* begin *
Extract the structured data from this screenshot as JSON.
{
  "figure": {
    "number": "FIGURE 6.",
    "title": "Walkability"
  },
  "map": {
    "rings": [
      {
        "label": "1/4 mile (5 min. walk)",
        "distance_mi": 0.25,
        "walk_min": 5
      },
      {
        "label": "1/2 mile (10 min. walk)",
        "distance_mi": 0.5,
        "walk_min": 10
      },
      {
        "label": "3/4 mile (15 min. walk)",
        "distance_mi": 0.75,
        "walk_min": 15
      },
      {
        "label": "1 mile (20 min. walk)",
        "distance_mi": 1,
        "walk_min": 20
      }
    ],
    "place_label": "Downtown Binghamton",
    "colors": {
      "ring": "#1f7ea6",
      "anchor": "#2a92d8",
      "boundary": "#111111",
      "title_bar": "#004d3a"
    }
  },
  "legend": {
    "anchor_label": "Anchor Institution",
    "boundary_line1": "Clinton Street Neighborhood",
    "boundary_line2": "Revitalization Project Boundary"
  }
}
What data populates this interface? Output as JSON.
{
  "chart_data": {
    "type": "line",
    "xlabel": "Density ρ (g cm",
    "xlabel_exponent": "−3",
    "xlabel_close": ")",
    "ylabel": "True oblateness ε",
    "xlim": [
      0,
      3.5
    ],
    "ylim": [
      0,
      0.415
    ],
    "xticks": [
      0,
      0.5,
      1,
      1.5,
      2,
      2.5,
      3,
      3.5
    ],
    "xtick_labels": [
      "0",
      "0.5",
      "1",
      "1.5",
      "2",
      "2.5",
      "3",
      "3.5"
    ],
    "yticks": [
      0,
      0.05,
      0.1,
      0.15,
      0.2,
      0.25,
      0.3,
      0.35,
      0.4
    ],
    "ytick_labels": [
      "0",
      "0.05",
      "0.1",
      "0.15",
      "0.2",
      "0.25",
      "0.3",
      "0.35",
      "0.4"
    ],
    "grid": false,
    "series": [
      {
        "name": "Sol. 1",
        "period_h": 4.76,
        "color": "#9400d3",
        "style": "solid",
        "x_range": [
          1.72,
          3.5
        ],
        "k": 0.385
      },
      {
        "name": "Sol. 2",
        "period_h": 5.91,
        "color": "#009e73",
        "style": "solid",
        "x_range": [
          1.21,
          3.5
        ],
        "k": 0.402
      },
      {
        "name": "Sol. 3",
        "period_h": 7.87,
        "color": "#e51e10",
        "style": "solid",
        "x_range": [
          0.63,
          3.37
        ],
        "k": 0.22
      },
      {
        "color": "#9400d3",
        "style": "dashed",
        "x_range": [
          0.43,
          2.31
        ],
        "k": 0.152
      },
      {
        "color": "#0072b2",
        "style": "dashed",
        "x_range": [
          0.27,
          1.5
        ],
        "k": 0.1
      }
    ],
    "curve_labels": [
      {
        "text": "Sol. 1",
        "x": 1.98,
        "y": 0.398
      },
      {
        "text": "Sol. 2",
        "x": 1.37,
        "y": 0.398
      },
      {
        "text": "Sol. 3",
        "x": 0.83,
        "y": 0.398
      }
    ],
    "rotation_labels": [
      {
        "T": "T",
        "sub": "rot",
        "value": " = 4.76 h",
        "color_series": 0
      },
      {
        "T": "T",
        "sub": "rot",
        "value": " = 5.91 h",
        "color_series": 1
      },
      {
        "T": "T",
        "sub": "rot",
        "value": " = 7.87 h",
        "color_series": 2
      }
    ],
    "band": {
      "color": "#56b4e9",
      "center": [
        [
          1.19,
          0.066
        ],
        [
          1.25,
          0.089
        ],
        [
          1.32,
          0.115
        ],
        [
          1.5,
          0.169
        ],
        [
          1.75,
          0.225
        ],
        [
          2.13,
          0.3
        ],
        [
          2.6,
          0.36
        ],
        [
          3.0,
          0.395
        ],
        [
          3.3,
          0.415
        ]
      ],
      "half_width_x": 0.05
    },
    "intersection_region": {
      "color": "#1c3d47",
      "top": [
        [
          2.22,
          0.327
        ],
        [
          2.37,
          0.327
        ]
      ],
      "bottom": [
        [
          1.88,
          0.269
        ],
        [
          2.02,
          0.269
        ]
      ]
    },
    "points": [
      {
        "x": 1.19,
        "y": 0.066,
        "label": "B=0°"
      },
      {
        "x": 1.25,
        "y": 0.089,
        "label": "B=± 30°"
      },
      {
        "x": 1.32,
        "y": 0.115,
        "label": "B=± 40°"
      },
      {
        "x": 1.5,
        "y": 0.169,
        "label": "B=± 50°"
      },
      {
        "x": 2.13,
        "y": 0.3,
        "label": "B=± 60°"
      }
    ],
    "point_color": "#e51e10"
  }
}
* end *
INSTRUCTION ▸
Output the records verbatim, from the first line to the last.

RESULT OF THIS TASK ▸
Extract the structured data from this screenshot as JSON.
{
  "figure": {
    "number": "FIGURE 6.",
    "title": "Walkability"
  },
  "map": {
    "rings": [
      {
        "label": "1/4 mile (5 min. walk)",
        "distance_mi": 0.25,
        "walk_min": 5
      },
      {
        "label": "1/2 mile (10 min. walk)",
        "distance_mi": 0.5,
        "walk_min": 10
      },
      {
        "label": "3/4 mile (15 min. walk)",
        "distance_mi": 0.75,
        "walk_min": 15
      },
      {
        "label": "1 mile (20 min. walk)",
        "distance_mi": 1,
        "walk_min": 20
      }
    ],
    "place_label": "Downtown Binghamton",
    "colors": {
      "ring": "#1f7ea6",
      "anchor": "#2a92d8",
      "boundary": "#111111",
      "title_bar": "#004d3a"
    }
  },
  "legend": {
    "anchor_label": "Anchor Institution",
    "boundary_line1": "Clinton Street Neighborhood",
    "boundary_line2": "Revitalization Project Boundary"
  }
}
What data populates this interface? Output as JSON.
{
  "chart_data": {
    "type": "line",
    "xlabel": "Density ρ (g cm",
    "xlabel_exponent": "−3",
    "xlabel_close": ")",
    "ylabel": "True oblateness ε",
    "xlim": [
      0,
      3.5
    ],
    "ylim": [
      0,
      0.415
    ],
    "xticks": [
      0,
      0.5,
      1,
      1.5,
      2,
      2.5,
      3,
      3.5
    ],
    "xtick_labels": [
      "0",
      "0.5",
      "1",
      "1.5",
      "2",
      "2.5",
      "3",
      "3.5"
    ],
    "yticks": [
      0,
      0.05,
      0.1,
      0.15,
      0.2,
      0.25,
      0.3,
      0.35,
      0.4
    ],
    "ytick_labels": [
      "0",
      "0.05",
      "0.1",
      "0.15",
      "0.2",
      "0.25",
      "0.3",
      "0.35",
      "0.4"
    ],
    "grid": false,
    "series": [
      {
        "name": "Sol. 1",
        "period_h": 4.76,
        "color": "#9400d3",
        "style": "solid",
        "x_range": [
          1.72,
          3.5
        ],
        "k": 0.385
      },
      {
        "name": "Sol. 2",
        "period_h": 5.91,
        "color": "#009e73",
        "style": "solid",
        "x_range": [
          1.21,
          3.5
        ],
        "k": 0.402
      },
      {
        "name": "Sol. 3",
        "period_h": 7.87,
        "color": "#e51e10",
        "style": "solid",
        "x_range": [
          0.63,
          3.37
        ],
        "k": 0.22
      },
      {
        "color": "#9400d3",
        "style": "dashed",
        "x_range": [
          0.43,
          2.31
        ],
        "k": 0.152
      },
      {
        "color": "#0072b2",
        "style": "dashed",
        "x_range": [
          0.27,
          1.5
        ],
        "k": 0.1
      }
    ],
    "curve_labels": [
      {
        "text": "Sol. 1",
        "x": 1.98,
        "y": 0.398
      },
      {
        "text": "Sol. 2",
        "x": 1.37,
        "y": 0.398
      },
      {
        "text": "Sol. 3",
        "x": 0.83,
        "y": 0.398
      }
    ],
    "rotation_labels": [
      {
        "T": "T",
        "sub": "rot",
        "value": " = 4.76 h",
        "color_series": 0
      },
      {
        "T": "T",
        "sub": "rot",
        "value": " = 5.91 h",
        "color_series": 1
      },
      {
        "T": "T",
        "sub": "rot",
        "value": " = 7.87 h",
        "color_series": 2
      }
    ],
    "band": {
      "color": "#56b4e9",
      "center": [
        [
          1.19,
          0.066
        ],
        [
          1.25,
          0.089
        ],
        [
          1.32,
          0.115
        ],
        [
          1.5,
          0.169
        ],
        [
          1.75,
          0.225
        ],
        [
          2.13,
          0.3
        ],
        [
          2.6,
          0.36
        ],
        [
          3.0,
          0.395
        ],
        [
          3.3,
          0.415
        ]
      ],
      "half_width_x": 0.05
    },
    "intersection_region": {
      "color": "#1c3d47",
      "top": [
        [
          2.22,
          0.327
        ],
        [
          2.37,
          0.327
        ]
      ],
      "bottom": [
        [
          1.88,
          0.269
        ],
        [
          2.02,
          0.269
        ]
      ]
    },
    "points": [
      {
        "x": 1.19,
        "y": 0.066,
        "label": "B=0°"
      },
      {
        "x": 1.25,
        "y": 0.089,
        "label": "B=± 30°"
      },
      {
        "x": 1.32,
        "y": 0.115,
        "label": "B=± 40°"
      },
      {
        "x": 1.5,
        "y": 0.169,
        "label": "B=± 50°"
      },
      {
        "x": 2.13,
        "y": 0.3,
        "label": "B=± 60°"
      }
    ],
    "point_color": "#e51e10"
  }
}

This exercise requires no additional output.